# start of Supplied records
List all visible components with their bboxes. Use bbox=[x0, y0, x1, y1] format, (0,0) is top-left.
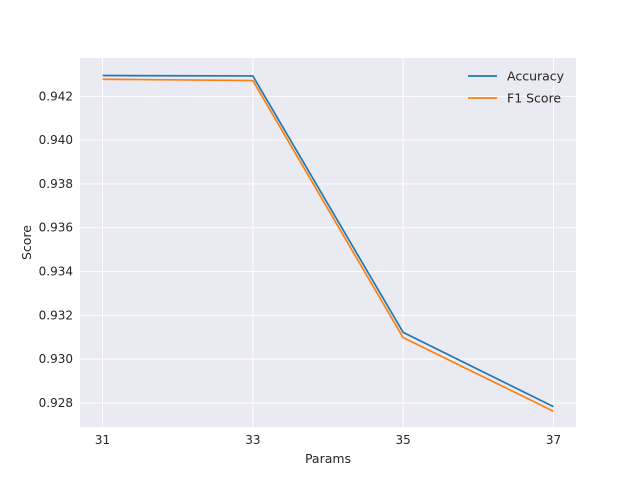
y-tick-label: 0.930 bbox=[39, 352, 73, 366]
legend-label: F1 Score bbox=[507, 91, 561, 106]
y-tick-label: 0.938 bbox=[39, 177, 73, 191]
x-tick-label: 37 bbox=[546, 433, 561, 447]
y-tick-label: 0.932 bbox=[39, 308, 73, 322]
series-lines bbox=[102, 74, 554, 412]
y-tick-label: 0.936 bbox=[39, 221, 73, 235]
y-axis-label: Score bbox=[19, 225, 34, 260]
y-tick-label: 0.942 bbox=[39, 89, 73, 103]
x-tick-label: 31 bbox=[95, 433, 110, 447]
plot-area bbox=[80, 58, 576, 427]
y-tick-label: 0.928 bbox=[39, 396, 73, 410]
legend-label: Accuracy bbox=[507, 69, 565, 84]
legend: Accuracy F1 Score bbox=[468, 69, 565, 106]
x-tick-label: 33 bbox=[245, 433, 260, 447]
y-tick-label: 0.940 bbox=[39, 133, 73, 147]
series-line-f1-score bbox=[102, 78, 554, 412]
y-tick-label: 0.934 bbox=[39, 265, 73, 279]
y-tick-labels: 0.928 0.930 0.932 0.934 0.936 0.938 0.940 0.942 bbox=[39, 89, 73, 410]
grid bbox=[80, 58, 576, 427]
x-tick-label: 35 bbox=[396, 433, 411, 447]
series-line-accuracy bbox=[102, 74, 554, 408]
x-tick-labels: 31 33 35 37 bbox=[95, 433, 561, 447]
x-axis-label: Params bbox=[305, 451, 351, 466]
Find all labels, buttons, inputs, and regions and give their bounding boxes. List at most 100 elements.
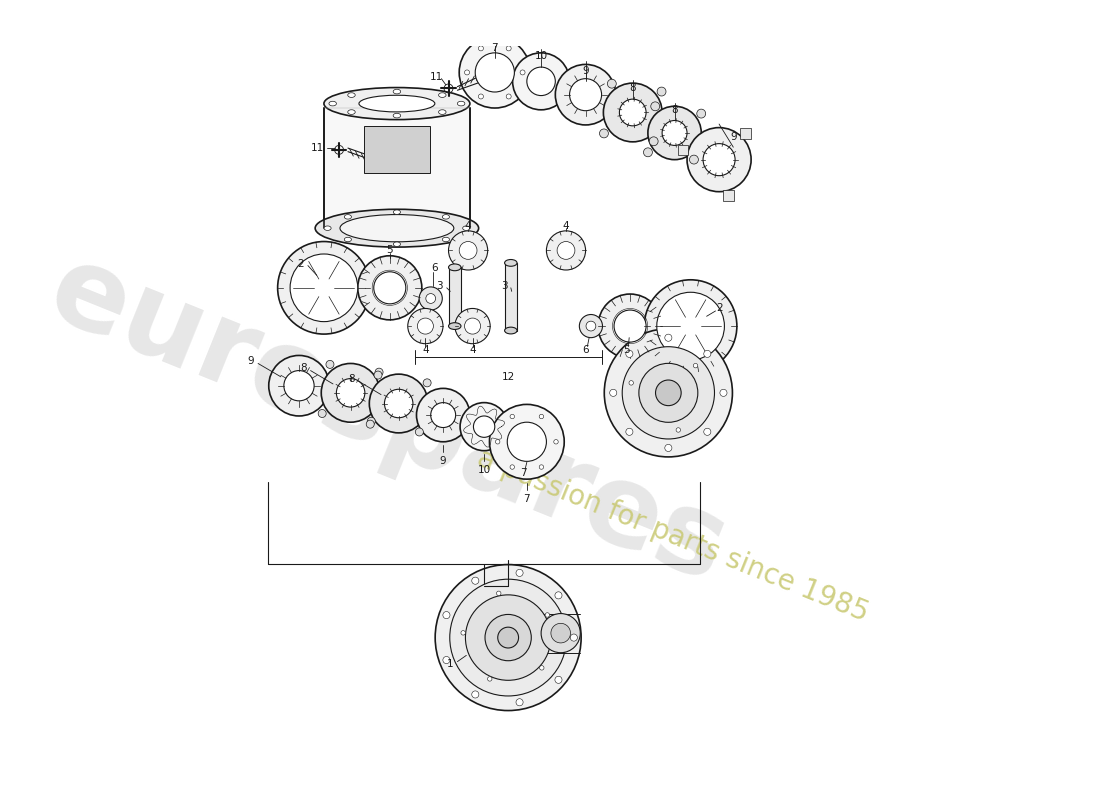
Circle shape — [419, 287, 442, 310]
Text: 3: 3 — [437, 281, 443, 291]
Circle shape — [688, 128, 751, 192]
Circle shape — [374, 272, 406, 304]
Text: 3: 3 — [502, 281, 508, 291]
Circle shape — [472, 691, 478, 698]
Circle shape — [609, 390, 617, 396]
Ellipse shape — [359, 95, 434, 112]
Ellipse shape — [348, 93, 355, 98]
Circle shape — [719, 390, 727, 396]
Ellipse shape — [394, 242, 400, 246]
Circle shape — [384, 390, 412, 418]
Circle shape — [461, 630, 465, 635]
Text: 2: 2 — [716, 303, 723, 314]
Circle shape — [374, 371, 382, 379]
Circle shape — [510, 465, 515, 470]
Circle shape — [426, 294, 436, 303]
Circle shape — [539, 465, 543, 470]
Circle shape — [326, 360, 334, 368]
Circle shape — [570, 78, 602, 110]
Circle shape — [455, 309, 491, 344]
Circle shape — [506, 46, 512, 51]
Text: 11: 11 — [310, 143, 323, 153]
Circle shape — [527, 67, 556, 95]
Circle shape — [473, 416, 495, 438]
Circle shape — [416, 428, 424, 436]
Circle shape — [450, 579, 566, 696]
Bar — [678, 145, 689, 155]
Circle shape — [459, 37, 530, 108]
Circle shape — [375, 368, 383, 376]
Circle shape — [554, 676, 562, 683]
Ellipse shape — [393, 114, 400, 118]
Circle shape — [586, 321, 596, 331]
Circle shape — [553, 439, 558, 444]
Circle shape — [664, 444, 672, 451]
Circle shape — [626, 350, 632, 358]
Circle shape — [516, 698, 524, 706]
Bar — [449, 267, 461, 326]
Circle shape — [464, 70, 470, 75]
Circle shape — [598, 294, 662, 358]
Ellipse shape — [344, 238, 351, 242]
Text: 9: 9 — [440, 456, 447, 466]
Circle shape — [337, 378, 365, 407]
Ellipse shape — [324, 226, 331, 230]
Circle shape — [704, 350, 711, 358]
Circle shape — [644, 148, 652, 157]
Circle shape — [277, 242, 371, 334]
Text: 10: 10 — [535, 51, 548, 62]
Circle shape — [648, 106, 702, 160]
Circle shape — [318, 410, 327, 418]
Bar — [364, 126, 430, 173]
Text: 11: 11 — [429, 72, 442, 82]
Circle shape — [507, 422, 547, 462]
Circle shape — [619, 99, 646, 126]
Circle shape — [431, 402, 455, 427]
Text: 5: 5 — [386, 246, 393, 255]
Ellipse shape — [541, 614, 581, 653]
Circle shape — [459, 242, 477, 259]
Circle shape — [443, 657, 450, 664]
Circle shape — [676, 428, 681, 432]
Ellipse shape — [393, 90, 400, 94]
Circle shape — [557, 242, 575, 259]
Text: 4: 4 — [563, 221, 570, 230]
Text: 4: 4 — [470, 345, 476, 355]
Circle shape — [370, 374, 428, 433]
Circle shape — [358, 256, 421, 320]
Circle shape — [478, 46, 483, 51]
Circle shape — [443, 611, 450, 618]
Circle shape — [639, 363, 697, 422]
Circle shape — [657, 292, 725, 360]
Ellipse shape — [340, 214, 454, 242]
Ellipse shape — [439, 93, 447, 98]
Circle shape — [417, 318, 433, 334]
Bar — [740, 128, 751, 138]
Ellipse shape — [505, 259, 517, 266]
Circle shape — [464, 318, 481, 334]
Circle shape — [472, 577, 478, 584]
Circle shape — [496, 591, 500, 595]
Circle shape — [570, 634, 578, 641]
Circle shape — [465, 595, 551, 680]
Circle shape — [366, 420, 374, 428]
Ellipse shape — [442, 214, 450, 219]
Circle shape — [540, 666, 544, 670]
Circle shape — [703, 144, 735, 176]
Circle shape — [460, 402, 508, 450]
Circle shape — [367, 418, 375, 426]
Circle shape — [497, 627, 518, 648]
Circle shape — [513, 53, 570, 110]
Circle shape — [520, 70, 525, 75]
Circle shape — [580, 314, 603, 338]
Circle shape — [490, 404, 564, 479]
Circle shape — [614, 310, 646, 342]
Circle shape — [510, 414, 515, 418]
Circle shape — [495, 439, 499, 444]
# end of Supplied records
Exercise task » Update all of the data above, changing every "Ellipse shape" to "Oval shape" and leaving everything else unchanged. Don't include the pictures.

Result of the task »
List all visible components with their bboxes. Use bbox=[x0, y0, x1, y1] format, (0,0) is top-left.
y-tick-label: 0.930 bbox=[39, 352, 73, 366]
legend-label: F1 Score bbox=[507, 91, 561, 106]
y-tick-label: 0.938 bbox=[39, 177, 73, 191]
x-tick-label: 37 bbox=[546, 433, 561, 447]
y-tick-label: 0.932 bbox=[39, 308, 73, 322]
series-lines bbox=[102, 74, 554, 412]
y-tick-label: 0.936 bbox=[39, 221, 73, 235]
y-axis-label: Score bbox=[19, 225, 34, 260]
y-tick-label: 0.942 bbox=[39, 89, 73, 103]
x-tick-label: 31 bbox=[95, 433, 110, 447]
plot-area bbox=[80, 58, 576, 427]
y-tick-label: 0.928 bbox=[39, 396, 73, 410]
legend-label: Accuracy bbox=[507, 69, 565, 84]
legend: Accuracy F1 Score bbox=[468, 69, 565, 106]
x-tick-label: 33 bbox=[245, 433, 260, 447]
y-tick-label: 0.940 bbox=[39, 133, 73, 147]
series-line-f1-score bbox=[102, 78, 554, 412]
y-tick-label: 0.934 bbox=[39, 265, 73, 279]
y-tick-labels: 0.928 0.930 0.932 0.934 0.936 0.938 0.940 0.942 bbox=[39, 89, 73, 410]
grid bbox=[80, 58, 576, 427]
x-tick-label: 35 bbox=[396, 433, 411, 447]
series-line-accuracy bbox=[102, 74, 554, 408]
x-tick-labels: 31 33 35 37 bbox=[95, 433, 561, 447]
x-axis-label: Params bbox=[305, 451, 351, 466]
Find all labels, buttons, inputs, and regions and give their bounding boxes. List at most 100 elements.
Circle shape — [419, 287, 442, 310]
Text: 3: 3 — [437, 281, 443, 291]
Circle shape — [688, 128, 751, 192]
Circle shape — [374, 272, 406, 304]
Text: 3: 3 — [502, 281, 508, 291]
Circle shape — [472, 691, 478, 698]
Circle shape — [609, 390, 617, 396]
Oval shape — [359, 95, 434, 112]
Oval shape — [348, 93, 355, 98]
Circle shape — [719, 390, 727, 396]
Oval shape — [394, 242, 400, 246]
Circle shape — [384, 390, 412, 418]
Circle shape — [461, 630, 465, 635]
Text: 2: 2 — [716, 303, 723, 314]
Circle shape — [374, 371, 382, 379]
Circle shape — [510, 465, 515, 470]
Circle shape — [426, 294, 436, 303]
Circle shape — [539, 465, 543, 470]
Circle shape — [326, 360, 334, 368]
Circle shape — [570, 78, 602, 110]
Circle shape — [455, 309, 491, 344]
Circle shape — [506, 46, 512, 51]
Text: 11: 11 — [310, 143, 323, 153]
Circle shape — [527, 67, 556, 95]
Circle shape — [473, 416, 495, 438]
Circle shape — [416, 428, 424, 436]
Circle shape — [450, 579, 566, 696]
Bar — [678, 145, 689, 155]
Circle shape — [459, 37, 530, 108]
Circle shape — [375, 368, 383, 376]
Circle shape — [554, 676, 562, 683]
Oval shape — [393, 114, 400, 118]
Circle shape — [586, 321, 596, 331]
Circle shape — [553, 439, 558, 444]
Circle shape — [664, 444, 672, 451]
Circle shape — [626, 350, 632, 358]
Circle shape — [516, 698, 524, 706]
Bar — [449, 267, 461, 326]
Circle shape — [464, 70, 470, 75]
Circle shape — [598, 294, 662, 358]
Oval shape — [344, 238, 351, 242]
Text: 9: 9 — [440, 456, 447, 466]
Circle shape — [337, 378, 365, 407]
Oval shape — [324, 226, 331, 230]
Circle shape — [704, 350, 711, 358]
Circle shape — [644, 148, 652, 157]
Circle shape — [277, 242, 371, 334]
Text: 10: 10 — [535, 51, 548, 62]
Circle shape — [648, 106, 702, 160]
Circle shape — [318, 410, 327, 418]
Bar — [364, 126, 430, 173]
Text: 11: 11 — [429, 72, 442, 82]
Circle shape — [507, 422, 547, 462]
Circle shape — [619, 99, 646, 126]
Circle shape — [431, 402, 455, 427]
Text: 5: 5 — [386, 246, 393, 255]
Oval shape — [541, 614, 581, 653]
Circle shape — [459, 242, 477, 259]
Circle shape — [443, 657, 450, 664]
Circle shape — [676, 428, 681, 432]
Oval shape — [393, 90, 400, 94]
Circle shape — [557, 242, 575, 259]
Text: 4: 4 — [563, 221, 570, 230]
Text: 4: 4 — [470, 345, 476, 355]
Circle shape — [370, 374, 428, 433]
Circle shape — [358, 256, 421, 320]
Circle shape — [478, 46, 483, 51]
Circle shape — [443, 611, 450, 618]
Circle shape — [639, 363, 697, 422]
Circle shape — [657, 292, 725, 360]
Oval shape — [340, 214, 454, 242]
Oval shape — [439, 93, 447, 98]
Circle shape — [417, 318, 433, 334]
Bar — [740, 128, 751, 138]
Oval shape — [505, 259, 517, 266]
Circle shape — [464, 318, 481, 334]
Circle shape — [472, 577, 478, 584]
Circle shape — [496, 591, 500, 595]
Circle shape — [570, 634, 578, 641]
Circle shape — [465, 595, 551, 680]
Circle shape — [366, 420, 374, 428]
Oval shape — [442, 214, 450, 219]
Circle shape — [540, 666, 544, 670]
Circle shape — [703, 144, 735, 176]
Circle shape — [460, 402, 508, 450]
Circle shape — [367, 418, 375, 426]
Circle shape — [497, 627, 518, 648]
Circle shape — [513, 53, 570, 110]
Circle shape — [520, 70, 525, 75]
Circle shape — [580, 314, 603, 338]
Circle shape — [490, 404, 564, 479]
Circle shape — [614, 310, 646, 342]
Circle shape — [510, 414, 515, 418]
Circle shape — [495, 439, 499, 444]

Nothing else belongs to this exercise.